--- START OF Source records ---
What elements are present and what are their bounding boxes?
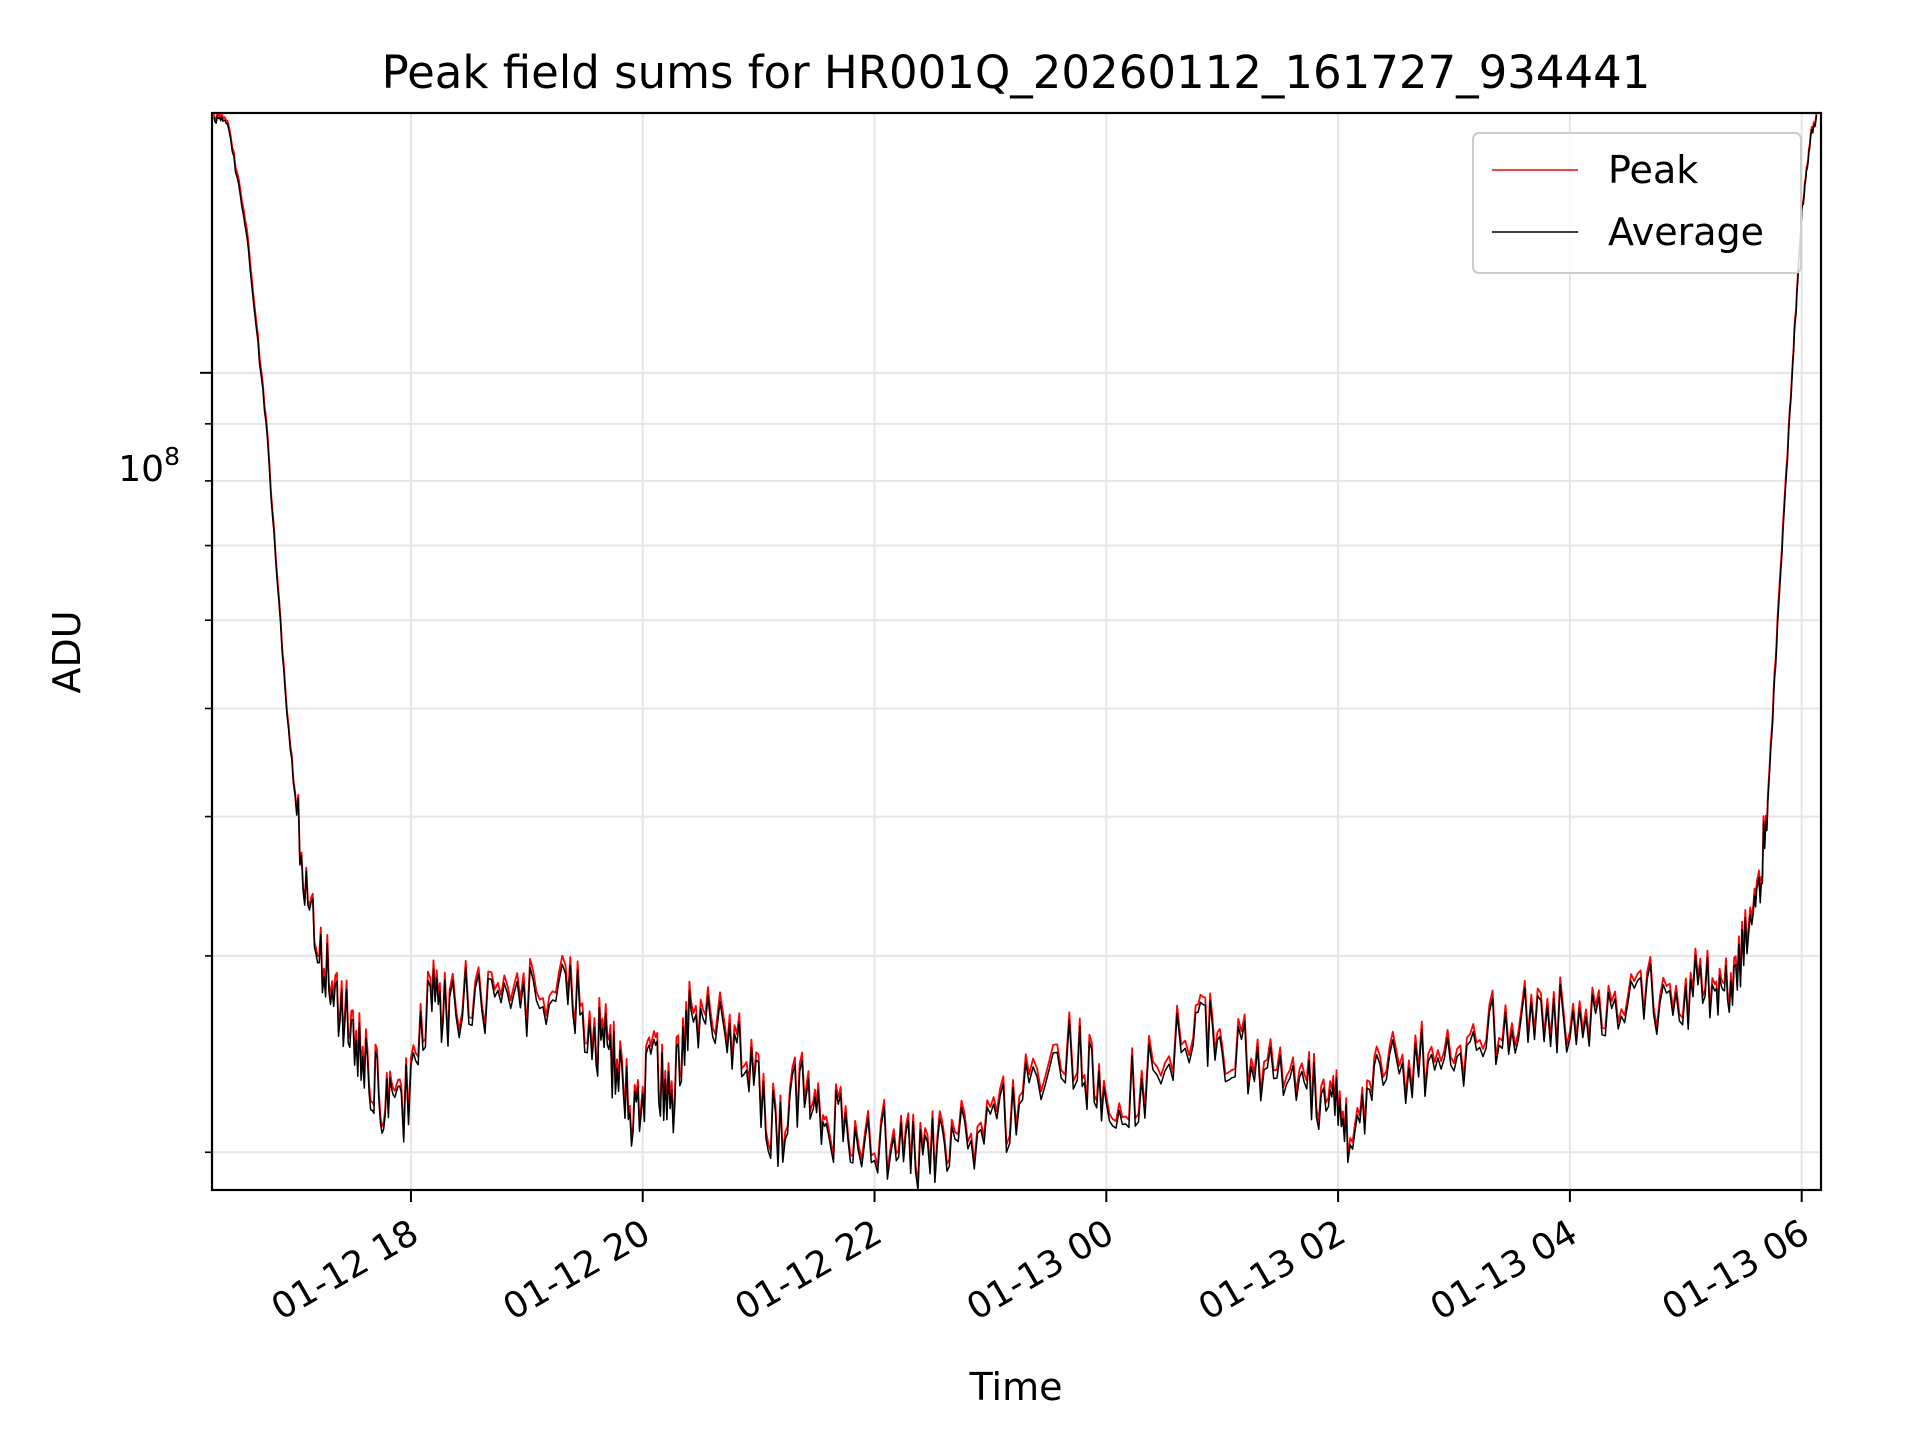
- grid: [212, 113, 1821, 1190]
- series-lines: [213, 112, 1818, 1191]
- y-tick-exponent: 8: [164, 442, 180, 471]
- x-axis-label: Time: [969, 1365, 1063, 1409]
- y-tick-base: 10: [118, 449, 164, 490]
- average-series-line: [213, 114, 1818, 1191]
- legend-label-average: Average: [1608, 210, 1764, 254]
- plot-frame: [210, 111, 1823, 1192]
- chart-title: Peak field sums for HR001Q_20260112_1617…: [382, 46, 1651, 99]
- y-axis-label: ADU: [45, 610, 89, 693]
- legend-box: [1472, 132, 1802, 274]
- legend-label-peak: Peak: [1608, 148, 1698, 192]
- legend: Peak Average: [1472, 132, 1802, 274]
- y-tick-label: 108: [118, 442, 180, 490]
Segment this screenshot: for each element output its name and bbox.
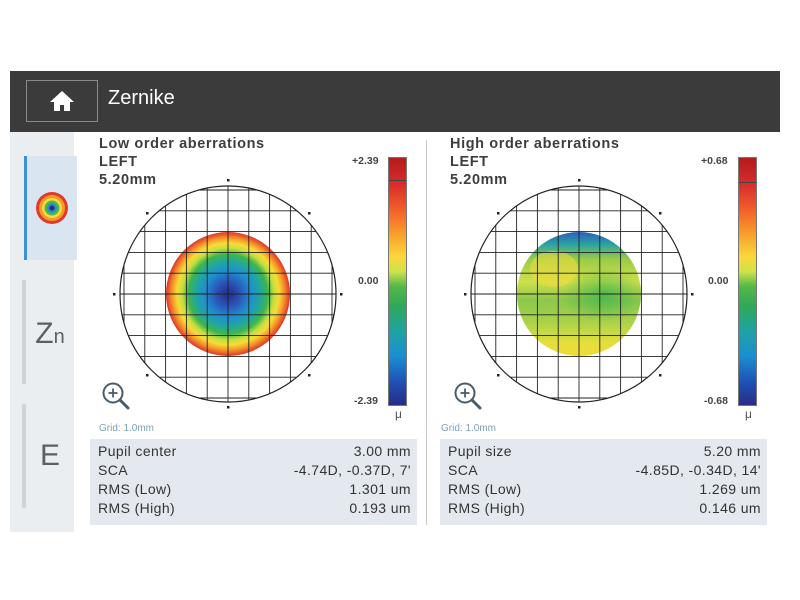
- sidebar-separator: [22, 404, 26, 508]
- sidebar: Zn E: [10, 132, 77, 532]
- info-row: RMS (High) 0.193 um: [98, 500, 411, 516]
- pupil-size-label: 5.20mm: [450, 172, 508, 188]
- panel-divider: [426, 140, 427, 525]
- tab-map[interactable]: [24, 156, 77, 260]
- aberration-map: [464, 179, 694, 409]
- grid-note: Grid: 1.0mm: [99, 423, 155, 434]
- info-row: RMS (Low) 1.301 um: [98, 481, 411, 497]
- info-box: Pupil size 5.20 mm SCA -4.85D, -0.34D, 14'…: [440, 439, 767, 525]
- scale-unit: μ: [745, 407, 752, 421]
- tab-e[interactable]: E: [26, 404, 74, 508]
- grid-note: Grid: 1.0mm: [441, 423, 497, 434]
- color-scale-bar: [738, 157, 757, 406]
- scale-marker: [389, 180, 406, 181]
- pupil-size-label: 5.20mm: [99, 172, 157, 188]
- sidebar-separator: [22, 280, 26, 384]
- page-title: Zernike: [108, 87, 175, 109]
- eye-label: LEFT: [99, 154, 138, 170]
- high-order-panel: High order aberrations LEFT 5.20mm: [440, 132, 786, 532]
- scale-mid-label: 0.00: [358, 275, 379, 287]
- header-bar: Zernike: [10, 71, 780, 132]
- info-row: RMS (Low) 1.269 um: [448, 481, 761, 497]
- info-row: Pupil size 5.20 mm: [448, 443, 761, 459]
- panel-title: Low order aberrations: [99, 136, 265, 152]
- info-box: Pupil center 3.00 mm SCA -4.74D, -0.37D, 7…: [90, 439, 417, 525]
- home-button[interactable]: [26, 80, 98, 122]
- zoom-in-icon[interactable]: [453, 381, 483, 411]
- scale-marker: [739, 182, 756, 183]
- home-icon: [50, 91, 74, 111]
- target-map-icon: [36, 192, 68, 224]
- tab-zernike-label: Zn: [35, 317, 65, 350]
- zoom-in-icon[interactable]: [101, 381, 131, 411]
- color-scale-bar: [388, 157, 407, 406]
- tab-zernike[interactable]: Zn: [26, 282, 74, 386]
- panel-title: High order aberrations: [450, 136, 620, 152]
- scale-max-label: +2.39: [352, 155, 379, 167]
- info-row: Pupil center 3.00 mm: [98, 443, 411, 459]
- eye-label: LEFT: [450, 154, 489, 170]
- tab-e-label: E: [39, 439, 60, 472]
- aberration-map: [113, 179, 343, 409]
- info-row: SCA -4.74D, -0.37D, 7': [98, 462, 411, 478]
- scale-min-label: -0.68: [704, 395, 728, 407]
- info-row: RMS (High) 0.146 um: [448, 500, 761, 516]
- scale-min-label: -2.39: [354, 395, 378, 407]
- info-row: SCA -4.85D, -0.34D, 14': [448, 462, 761, 478]
- scale-unit: μ: [395, 407, 402, 421]
- low-order-panel: Low order aberrations LEFT 5.20mm: [90, 132, 435, 532]
- scale-max-label: +0.68: [701, 155, 728, 167]
- scale-mid-label: 0.00: [708, 275, 729, 287]
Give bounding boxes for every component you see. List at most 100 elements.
--- END OF Source records ---
Stated problem
Turn every line of the records above into a single numbered list, leaving out blank lines and the pictures.

Answer to this task
1. What elements are present and what are their bounding boxes?
2. - grid: [212, 113, 1821, 1190]
3. - series-lines: [213, 112, 1818, 1191]
4. - y-tick-exponent: 8: [164, 442, 180, 471]
5. - x-axis-label: Time: [969, 1365, 1063, 1409]
6. - y-tick-base: 10: [118, 449, 164, 490]
7. - average-series-line: [213, 114, 1818, 1191]
8. - legend-label-average: Average: [1608, 210, 1764, 254]
9. - plot-frame: [210, 111, 1823, 1192]
10. - chart-title: Peak field sums for HR001Q_20260112_1617…: [382, 46, 1651, 99]
11. - y-axis-label: ADU: [45, 610, 89, 693]
12. - legend-box: [1472, 132, 1802, 274]
13. - legend-label-peak: Peak: [1608, 148, 1698, 192]
14. - legend: Peak Average: [1472, 132, 1802, 274]
15. - y-tick-label: 108: [118, 442, 180, 490]
16. Segment this screenshot: for each element output its name and bbox.
17. - sidebar-separator: [22, 404, 26, 508]
18. - sidebar: Zn E: [10, 132, 77, 532]
19. - info-row: RMS (High) 0.193 um: [98, 500, 411, 516]
20. - pupil-size-label: 5.20mm: [450, 172, 508, 188]
21. - panel-divider: [426, 140, 427, 525]
22. - tab-map[interactable]: [24, 156, 77, 260]
23. - aberration-map: [464, 179, 694, 409]
24. - grid-note: Grid: 1.0mm: [99, 423, 155, 434]
25. - info-row: RMS (Low) 1.301 um: [98, 481, 411, 497]
26. - info-box: Pupil size 5.20 mm SCA -4.85D, -0.34D, 14'…: [440, 439, 767, 525]
27. - scale-unit: μ: [745, 407, 752, 421]
28. - tab-e[interactable]: E: [26, 404, 74, 508]
29. - grid-note: Grid: 1.0mm: [441, 423, 497, 434]
30. - color-scale-bar: [738, 157, 757, 406]
31. - scale-marker: [389, 180, 406, 181]
32. - pupil-size-label: 5.20mm: [99, 172, 157, 188]
33. - sidebar-separator: [22, 280, 26, 384]
34. - page-title: Zernike: [108, 87, 175, 109]
35. - eye-label: LEFT: [99, 154, 138, 170]
36. - high-order-panel: High order aberrations LEFT 5.20mm: [440, 132, 786, 532]
37. - scale-mid-label: 0.00: [358, 275, 379, 287]
38. - header-bar: Zernike: [10, 71, 780, 132]
39. - info-row: RMS (Low) 1.269 um: [448, 481, 761, 497]
40. - info-row: Pupil size 5.20 mm: [448, 443, 761, 459]
41. - panel-title: Low order aberrations: [99, 136, 265, 152]
42. - info-box: Pupil center 3.00 mm SCA -4.74D, -0.37D, 7…: [90, 439, 417, 525]
43. - home-button[interactable]: [26, 80, 98, 122]
44. - zoom-in-icon[interactable]: [453, 381, 483, 411]
45. - scale-marker: [739, 182, 756, 183]
46. - home-icon: [50, 91, 74, 111]
47. - target-map-icon: [36, 192, 68, 224]
48. - tab-zernike-label: Zn: [35, 317, 65, 350]
49. - zoom-in-icon[interactable]: [101, 381, 131, 411]
50. - color-scale-bar: [388, 157, 407, 406]
51. - tab-zernike[interactable]: Zn: [26, 282, 74, 386]
52. - panel-title: High order aberrations: [450, 136, 620, 152]
53. - scale-max-label: +2.39: [352, 155, 379, 167]
54. - info-row: Pupil center 3.00 mm: [98, 443, 411, 459]
55. - eye-label: LEFT: [450, 154, 489, 170]
56. - tab-e-label: E: [39, 439, 60, 472]
57. - aberration-map: [113, 179, 343, 409]
58. - info-row: SCA -4.74D, -0.37D, 7': [98, 462, 411, 478]
59. - scale-min-label: -0.68: [704, 395, 728, 407]
60. - info-row: RMS (High) 0.146 um: [448, 500, 761, 516]
61. - scale-min-label: -2.39: [354, 395, 378, 407]
62. - info-row: SCA -4.85D, -0.34D, 14': [448, 462, 761, 478]
63. - scale-unit: μ: [395, 407, 402, 421]
64. - low-order-panel: Low order aberrations LEFT 5.20mm: [90, 132, 435, 532]
65. - scale-max-label: +0.68: [701, 155, 728, 167]
66. - scale-mid-label: 0.00: [708, 275, 729, 287]
67. Give bounding boxes for every component you see. List at most 100 elements.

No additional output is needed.